**Exercise prompt:** Pull out every line in the data that has the string "image" in it.

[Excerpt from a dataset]
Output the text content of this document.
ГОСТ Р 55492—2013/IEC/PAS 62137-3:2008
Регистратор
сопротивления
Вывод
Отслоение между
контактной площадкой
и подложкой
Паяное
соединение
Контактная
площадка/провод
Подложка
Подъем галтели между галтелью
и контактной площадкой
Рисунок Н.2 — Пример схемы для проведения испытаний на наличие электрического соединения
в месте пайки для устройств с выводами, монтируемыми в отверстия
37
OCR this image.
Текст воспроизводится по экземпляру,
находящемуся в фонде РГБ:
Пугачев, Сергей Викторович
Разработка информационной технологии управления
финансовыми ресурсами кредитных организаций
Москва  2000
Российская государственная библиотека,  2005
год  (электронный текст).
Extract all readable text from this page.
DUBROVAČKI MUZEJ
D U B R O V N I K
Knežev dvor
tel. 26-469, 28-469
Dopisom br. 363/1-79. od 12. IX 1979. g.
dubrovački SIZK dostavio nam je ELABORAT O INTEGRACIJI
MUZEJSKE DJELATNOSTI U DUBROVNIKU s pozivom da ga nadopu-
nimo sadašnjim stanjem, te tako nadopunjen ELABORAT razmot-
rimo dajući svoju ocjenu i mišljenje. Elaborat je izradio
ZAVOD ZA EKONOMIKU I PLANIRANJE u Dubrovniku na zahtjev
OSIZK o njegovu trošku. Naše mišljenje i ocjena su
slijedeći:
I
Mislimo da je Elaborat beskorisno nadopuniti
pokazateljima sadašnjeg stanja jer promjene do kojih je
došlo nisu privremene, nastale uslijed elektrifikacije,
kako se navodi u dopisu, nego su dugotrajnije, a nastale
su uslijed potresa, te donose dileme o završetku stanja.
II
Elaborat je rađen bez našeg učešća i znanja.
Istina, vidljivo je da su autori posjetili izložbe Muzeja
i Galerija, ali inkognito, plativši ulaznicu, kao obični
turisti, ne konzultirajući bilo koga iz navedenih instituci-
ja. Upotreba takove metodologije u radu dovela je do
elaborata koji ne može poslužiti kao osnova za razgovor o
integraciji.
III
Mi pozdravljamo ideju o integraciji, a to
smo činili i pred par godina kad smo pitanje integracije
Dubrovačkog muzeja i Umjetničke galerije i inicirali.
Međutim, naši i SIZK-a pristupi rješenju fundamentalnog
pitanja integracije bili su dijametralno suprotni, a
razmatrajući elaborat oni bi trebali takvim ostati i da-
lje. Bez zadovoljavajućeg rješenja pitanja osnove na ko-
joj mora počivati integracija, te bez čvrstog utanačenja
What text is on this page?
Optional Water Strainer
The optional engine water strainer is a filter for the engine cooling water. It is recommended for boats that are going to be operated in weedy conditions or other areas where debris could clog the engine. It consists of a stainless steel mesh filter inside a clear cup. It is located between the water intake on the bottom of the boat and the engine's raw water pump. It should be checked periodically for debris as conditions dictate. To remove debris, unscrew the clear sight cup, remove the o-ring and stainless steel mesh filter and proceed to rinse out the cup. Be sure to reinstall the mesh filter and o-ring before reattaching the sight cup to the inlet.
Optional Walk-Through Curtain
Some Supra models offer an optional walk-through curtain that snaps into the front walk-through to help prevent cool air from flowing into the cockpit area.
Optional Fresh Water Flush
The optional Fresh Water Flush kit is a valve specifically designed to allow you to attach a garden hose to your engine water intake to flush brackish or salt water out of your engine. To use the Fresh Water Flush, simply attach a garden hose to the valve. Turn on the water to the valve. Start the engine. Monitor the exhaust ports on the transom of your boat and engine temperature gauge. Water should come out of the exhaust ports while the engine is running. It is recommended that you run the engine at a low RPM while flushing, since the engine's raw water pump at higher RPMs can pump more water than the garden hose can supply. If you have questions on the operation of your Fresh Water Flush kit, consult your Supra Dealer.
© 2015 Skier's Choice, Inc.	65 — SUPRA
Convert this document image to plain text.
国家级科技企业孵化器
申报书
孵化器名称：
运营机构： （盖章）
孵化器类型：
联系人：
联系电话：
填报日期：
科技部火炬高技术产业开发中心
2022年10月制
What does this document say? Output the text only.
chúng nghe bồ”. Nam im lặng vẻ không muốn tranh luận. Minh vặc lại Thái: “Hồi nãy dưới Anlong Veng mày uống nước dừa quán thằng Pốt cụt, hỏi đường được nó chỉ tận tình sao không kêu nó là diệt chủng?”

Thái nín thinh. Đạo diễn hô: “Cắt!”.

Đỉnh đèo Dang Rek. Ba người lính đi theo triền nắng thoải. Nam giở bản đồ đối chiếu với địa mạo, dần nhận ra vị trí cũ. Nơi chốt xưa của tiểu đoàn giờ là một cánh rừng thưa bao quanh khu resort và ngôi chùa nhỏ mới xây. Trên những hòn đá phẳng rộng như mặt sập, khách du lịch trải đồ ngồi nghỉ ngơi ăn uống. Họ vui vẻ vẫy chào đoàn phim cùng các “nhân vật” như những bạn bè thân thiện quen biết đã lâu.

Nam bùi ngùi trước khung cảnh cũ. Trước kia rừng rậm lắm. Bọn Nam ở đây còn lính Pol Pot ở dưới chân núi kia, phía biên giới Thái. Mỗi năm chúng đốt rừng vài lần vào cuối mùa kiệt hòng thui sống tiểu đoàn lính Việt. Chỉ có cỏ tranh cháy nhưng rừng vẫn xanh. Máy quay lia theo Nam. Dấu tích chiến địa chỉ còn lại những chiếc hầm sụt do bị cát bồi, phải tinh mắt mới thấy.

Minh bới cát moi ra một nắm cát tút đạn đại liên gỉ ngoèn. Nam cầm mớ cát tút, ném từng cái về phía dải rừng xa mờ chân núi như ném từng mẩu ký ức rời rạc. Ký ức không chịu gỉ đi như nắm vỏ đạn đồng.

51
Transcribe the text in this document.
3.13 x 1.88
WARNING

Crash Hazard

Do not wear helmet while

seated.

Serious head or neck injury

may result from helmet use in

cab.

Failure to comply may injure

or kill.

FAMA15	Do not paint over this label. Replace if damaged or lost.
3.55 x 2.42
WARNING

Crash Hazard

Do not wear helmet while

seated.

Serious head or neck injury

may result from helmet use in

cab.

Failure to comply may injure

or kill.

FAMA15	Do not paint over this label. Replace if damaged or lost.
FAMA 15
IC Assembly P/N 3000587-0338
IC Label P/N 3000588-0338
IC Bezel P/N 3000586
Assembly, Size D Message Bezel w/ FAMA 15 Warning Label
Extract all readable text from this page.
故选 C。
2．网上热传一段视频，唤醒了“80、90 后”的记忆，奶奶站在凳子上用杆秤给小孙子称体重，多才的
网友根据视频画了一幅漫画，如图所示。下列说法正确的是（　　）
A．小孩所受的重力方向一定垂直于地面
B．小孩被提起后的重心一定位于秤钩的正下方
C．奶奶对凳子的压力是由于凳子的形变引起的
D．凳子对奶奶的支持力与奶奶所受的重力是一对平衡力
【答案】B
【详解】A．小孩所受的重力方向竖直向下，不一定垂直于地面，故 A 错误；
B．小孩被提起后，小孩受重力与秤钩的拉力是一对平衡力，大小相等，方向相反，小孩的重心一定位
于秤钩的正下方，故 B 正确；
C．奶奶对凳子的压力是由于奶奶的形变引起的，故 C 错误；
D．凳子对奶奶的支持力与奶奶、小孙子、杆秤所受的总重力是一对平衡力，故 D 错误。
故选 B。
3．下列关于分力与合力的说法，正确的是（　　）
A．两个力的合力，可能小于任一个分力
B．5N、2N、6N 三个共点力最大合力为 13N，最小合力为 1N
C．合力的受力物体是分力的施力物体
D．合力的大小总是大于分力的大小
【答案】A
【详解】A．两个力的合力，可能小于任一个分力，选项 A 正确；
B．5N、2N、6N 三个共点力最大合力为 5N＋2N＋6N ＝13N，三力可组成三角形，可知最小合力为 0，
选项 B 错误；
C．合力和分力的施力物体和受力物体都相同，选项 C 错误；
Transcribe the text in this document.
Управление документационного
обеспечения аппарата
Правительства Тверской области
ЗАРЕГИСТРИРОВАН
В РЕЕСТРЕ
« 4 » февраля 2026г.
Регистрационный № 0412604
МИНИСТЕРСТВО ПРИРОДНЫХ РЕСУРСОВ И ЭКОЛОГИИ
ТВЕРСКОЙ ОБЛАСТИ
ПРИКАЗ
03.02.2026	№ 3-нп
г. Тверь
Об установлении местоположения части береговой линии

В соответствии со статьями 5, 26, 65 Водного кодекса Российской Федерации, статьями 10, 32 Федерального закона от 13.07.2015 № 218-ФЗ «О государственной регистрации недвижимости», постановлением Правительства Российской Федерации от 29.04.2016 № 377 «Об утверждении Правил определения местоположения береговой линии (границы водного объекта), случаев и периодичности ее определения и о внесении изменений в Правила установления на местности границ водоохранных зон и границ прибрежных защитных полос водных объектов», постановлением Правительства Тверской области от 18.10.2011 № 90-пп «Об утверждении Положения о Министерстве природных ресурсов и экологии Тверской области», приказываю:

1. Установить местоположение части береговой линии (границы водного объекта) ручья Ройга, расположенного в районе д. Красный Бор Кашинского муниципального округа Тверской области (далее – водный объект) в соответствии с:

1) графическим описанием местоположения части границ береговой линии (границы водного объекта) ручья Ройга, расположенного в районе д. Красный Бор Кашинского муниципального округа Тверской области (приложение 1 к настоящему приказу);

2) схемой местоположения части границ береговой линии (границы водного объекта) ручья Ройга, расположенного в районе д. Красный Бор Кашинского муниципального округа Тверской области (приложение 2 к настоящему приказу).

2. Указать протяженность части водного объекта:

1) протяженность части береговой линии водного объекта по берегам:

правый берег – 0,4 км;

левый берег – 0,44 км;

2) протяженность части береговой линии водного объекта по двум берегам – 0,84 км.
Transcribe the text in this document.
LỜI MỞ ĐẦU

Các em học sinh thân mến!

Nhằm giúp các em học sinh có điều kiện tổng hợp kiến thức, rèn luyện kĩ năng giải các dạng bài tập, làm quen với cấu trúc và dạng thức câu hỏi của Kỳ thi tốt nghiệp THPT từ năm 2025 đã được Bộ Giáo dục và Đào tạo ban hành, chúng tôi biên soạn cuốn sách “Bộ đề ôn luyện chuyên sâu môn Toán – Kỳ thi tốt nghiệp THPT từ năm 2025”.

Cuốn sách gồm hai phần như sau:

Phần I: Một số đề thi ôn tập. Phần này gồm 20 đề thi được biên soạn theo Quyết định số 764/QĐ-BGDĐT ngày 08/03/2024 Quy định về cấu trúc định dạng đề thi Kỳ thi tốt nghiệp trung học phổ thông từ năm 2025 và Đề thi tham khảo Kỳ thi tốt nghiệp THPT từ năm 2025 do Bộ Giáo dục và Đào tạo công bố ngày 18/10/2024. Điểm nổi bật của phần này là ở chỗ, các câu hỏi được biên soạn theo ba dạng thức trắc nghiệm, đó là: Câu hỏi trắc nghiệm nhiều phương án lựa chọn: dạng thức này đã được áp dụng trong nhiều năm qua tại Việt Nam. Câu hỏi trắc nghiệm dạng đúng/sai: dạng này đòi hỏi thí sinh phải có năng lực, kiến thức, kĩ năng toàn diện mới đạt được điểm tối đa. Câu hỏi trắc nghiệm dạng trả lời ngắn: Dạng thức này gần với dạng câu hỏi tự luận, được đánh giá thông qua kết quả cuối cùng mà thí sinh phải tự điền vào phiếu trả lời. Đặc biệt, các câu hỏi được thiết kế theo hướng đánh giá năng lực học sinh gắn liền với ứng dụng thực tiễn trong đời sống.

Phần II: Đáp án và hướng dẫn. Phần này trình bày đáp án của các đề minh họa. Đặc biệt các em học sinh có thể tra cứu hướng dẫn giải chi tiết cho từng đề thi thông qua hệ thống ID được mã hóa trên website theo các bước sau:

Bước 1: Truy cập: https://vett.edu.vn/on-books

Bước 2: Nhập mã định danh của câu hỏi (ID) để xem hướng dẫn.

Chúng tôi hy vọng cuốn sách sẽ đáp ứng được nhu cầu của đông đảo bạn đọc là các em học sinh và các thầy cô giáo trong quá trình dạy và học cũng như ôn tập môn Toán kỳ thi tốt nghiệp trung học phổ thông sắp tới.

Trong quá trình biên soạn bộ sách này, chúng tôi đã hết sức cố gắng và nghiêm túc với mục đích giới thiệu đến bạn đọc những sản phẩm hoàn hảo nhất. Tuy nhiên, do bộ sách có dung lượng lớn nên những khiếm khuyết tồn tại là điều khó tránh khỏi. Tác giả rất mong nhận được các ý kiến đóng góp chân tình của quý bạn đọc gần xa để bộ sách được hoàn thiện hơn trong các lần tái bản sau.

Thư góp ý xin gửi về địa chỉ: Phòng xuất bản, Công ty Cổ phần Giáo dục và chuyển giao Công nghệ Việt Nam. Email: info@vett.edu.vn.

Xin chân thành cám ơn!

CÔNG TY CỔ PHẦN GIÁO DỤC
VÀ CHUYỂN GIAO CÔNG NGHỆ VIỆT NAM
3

**Solution for this problem:**
OCR this image.
Convert this document image to plain text.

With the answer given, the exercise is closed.